(Data entries)
■ ■ ■ ■

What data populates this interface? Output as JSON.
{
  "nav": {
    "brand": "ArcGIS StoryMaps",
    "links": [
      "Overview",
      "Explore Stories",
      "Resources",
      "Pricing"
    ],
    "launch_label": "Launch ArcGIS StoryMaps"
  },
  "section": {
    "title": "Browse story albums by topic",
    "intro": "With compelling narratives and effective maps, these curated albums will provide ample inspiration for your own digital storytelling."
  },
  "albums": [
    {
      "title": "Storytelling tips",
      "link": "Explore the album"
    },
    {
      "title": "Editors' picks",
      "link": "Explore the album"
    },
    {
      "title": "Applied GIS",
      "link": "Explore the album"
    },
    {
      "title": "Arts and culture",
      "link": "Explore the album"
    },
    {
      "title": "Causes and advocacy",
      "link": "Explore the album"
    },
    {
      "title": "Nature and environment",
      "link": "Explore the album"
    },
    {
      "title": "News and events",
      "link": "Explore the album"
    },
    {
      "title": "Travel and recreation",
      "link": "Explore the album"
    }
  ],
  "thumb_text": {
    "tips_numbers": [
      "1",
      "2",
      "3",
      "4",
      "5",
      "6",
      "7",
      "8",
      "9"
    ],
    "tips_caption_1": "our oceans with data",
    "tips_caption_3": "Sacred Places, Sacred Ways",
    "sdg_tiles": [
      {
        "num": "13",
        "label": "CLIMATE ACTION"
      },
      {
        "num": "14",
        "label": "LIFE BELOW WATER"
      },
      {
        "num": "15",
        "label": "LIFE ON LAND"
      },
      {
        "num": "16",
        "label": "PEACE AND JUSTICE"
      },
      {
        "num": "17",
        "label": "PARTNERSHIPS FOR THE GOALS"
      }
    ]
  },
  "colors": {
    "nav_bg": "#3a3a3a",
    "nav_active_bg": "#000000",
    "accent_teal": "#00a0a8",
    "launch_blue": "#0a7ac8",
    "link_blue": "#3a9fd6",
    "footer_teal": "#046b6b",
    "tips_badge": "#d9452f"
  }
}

■ ■ ■ ■

▶ _GIVEN TASK_
From the data, list each line in which the string "albums" appears.

▶ _OUTPUT FOR THIS EXERCISE_
    "title": "Browse story albums by topic",
    "intro": "With compelling narratives and effective maps, these curated albums will provide ample inspiration for your own digital storytelling."
  "albums": [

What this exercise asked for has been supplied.